> _Exercise aim_
Copy all lines holding the word "konto" from the entries.

> _Records_

--

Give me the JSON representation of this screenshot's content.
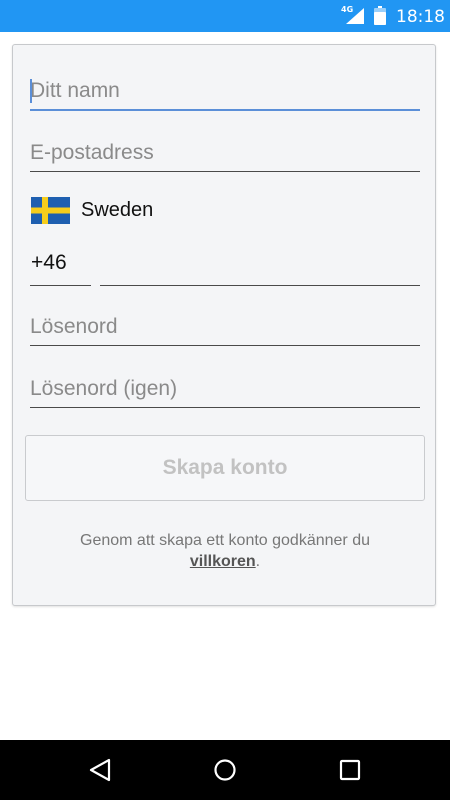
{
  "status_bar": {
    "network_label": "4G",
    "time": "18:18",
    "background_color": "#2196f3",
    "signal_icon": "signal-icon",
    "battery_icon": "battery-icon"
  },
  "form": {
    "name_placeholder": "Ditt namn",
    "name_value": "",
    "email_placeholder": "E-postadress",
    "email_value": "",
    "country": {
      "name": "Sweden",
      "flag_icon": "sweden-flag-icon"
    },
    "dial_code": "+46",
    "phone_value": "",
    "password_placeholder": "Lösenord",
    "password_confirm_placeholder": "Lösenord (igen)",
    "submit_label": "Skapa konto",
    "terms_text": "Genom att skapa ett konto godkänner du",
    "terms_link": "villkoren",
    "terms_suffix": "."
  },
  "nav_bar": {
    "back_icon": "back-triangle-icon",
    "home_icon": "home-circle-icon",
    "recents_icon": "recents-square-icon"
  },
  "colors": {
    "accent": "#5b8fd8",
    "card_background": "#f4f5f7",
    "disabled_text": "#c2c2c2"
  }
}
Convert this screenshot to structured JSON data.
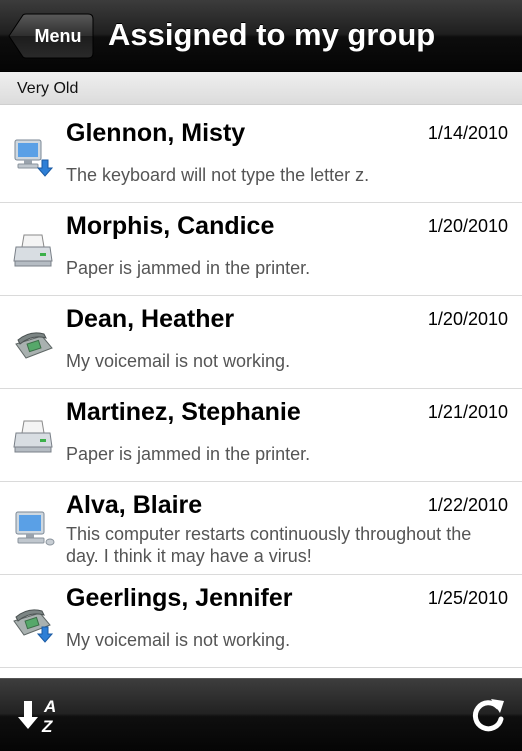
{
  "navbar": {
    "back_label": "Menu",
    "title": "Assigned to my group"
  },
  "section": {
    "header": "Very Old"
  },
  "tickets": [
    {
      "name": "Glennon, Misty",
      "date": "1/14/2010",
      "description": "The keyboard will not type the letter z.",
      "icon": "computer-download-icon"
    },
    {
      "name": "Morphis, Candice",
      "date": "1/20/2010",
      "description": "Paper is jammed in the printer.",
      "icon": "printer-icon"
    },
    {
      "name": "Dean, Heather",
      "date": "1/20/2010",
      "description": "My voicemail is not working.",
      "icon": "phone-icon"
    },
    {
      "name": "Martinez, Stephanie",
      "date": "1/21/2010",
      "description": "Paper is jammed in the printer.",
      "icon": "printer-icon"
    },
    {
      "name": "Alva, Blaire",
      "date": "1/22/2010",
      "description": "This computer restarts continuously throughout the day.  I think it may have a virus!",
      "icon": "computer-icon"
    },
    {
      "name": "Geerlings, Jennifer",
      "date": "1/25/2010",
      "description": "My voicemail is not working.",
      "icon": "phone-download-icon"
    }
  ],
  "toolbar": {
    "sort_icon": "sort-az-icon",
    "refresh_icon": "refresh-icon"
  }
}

--

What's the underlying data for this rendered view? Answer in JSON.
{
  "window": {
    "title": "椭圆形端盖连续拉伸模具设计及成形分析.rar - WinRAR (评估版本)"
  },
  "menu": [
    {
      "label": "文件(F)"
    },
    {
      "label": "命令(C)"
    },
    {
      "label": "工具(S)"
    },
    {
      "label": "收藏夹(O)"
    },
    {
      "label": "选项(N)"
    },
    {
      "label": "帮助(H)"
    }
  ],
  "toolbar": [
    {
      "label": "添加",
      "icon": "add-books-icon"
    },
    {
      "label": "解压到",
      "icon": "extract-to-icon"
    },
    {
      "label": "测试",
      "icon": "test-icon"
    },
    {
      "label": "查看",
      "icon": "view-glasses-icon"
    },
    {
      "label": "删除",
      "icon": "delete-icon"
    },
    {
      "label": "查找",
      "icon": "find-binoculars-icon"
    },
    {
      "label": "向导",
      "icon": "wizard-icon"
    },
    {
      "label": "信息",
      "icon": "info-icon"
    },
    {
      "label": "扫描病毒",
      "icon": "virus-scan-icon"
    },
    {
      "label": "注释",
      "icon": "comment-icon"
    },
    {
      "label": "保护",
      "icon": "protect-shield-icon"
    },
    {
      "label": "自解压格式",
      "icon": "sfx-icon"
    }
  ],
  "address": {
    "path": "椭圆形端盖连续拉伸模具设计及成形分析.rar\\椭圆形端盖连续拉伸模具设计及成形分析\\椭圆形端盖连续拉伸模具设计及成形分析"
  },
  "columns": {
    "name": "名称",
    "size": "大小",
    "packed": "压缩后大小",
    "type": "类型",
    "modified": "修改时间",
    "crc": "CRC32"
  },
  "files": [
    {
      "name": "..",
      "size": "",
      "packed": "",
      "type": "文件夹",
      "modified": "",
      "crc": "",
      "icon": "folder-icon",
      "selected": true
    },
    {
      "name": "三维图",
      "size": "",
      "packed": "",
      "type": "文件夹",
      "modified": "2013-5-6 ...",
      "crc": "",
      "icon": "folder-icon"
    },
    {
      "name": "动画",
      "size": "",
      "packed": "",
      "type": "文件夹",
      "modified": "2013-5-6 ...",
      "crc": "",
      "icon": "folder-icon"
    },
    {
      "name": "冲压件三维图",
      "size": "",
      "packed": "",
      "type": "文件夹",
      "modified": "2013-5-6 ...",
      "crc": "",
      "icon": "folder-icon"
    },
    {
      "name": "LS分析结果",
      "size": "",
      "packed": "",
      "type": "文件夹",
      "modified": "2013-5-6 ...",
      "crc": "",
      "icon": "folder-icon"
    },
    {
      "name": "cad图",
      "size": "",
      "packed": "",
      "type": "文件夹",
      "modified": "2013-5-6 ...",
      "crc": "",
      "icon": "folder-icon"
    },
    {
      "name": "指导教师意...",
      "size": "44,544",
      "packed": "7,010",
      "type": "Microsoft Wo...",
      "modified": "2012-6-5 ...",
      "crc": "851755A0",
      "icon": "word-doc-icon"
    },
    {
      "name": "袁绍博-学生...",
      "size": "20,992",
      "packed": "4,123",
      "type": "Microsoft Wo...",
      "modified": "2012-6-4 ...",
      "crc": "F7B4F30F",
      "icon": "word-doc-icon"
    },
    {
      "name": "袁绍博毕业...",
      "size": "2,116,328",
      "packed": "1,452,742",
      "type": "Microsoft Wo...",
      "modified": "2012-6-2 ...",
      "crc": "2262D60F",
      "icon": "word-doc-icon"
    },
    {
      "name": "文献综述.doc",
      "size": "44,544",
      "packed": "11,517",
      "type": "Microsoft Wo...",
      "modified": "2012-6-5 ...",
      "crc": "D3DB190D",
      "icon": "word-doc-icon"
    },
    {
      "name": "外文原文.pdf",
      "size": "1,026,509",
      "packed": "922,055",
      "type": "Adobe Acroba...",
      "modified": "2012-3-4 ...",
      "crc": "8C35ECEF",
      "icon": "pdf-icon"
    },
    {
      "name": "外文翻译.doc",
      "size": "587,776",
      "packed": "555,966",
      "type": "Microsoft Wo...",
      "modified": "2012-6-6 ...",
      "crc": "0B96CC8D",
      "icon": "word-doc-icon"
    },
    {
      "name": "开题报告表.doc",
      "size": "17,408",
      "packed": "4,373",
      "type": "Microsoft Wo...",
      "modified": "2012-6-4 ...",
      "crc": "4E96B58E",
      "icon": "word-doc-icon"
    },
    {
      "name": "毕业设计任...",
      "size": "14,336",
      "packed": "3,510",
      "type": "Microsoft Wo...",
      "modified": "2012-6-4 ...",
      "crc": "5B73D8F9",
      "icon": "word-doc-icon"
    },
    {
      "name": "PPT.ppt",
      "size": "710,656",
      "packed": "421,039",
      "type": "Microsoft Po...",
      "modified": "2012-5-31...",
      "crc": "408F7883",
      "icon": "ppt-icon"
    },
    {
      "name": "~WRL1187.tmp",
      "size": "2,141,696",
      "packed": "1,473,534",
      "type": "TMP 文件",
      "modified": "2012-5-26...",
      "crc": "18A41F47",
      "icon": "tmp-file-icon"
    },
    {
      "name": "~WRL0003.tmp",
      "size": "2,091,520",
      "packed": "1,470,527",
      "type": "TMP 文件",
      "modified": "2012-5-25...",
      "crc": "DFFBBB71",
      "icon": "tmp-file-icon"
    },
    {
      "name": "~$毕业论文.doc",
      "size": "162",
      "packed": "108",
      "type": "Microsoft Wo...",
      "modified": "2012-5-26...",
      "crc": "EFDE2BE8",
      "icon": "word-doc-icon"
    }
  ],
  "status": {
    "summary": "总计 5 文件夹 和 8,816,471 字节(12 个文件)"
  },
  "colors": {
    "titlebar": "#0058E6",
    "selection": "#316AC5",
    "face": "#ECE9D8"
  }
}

--

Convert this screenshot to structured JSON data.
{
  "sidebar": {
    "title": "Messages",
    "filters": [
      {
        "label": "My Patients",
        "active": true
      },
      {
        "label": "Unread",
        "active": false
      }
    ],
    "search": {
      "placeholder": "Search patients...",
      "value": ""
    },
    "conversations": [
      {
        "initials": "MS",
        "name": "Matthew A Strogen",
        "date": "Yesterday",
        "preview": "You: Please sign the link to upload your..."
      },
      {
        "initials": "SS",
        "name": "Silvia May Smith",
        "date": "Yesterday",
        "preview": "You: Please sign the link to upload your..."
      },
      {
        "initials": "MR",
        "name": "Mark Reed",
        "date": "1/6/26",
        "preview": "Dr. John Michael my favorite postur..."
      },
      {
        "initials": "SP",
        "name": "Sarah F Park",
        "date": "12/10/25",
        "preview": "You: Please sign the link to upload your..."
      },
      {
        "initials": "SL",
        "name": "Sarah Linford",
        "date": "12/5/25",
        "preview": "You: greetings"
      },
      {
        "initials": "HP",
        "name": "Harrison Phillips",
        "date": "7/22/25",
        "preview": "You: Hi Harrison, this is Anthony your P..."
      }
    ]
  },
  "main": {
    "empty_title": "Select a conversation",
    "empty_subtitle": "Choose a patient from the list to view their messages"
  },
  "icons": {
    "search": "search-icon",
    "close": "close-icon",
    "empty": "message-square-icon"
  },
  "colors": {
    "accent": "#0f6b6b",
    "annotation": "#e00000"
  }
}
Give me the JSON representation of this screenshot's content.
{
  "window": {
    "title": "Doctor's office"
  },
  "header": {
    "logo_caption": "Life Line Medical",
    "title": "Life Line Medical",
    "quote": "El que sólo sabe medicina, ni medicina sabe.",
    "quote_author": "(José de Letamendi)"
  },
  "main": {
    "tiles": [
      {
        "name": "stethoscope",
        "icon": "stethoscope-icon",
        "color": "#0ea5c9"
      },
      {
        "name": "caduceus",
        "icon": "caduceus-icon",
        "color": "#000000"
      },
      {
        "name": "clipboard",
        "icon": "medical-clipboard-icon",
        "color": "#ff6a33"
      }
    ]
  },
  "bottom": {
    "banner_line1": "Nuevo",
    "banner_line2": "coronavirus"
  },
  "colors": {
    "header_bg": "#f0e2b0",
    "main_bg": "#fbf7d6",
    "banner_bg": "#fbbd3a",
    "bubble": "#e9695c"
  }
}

--

> _The completed task_
    "submit_label": "Skapa konto",
    "terms_text": "Genom att skapa ett konto godkänner du",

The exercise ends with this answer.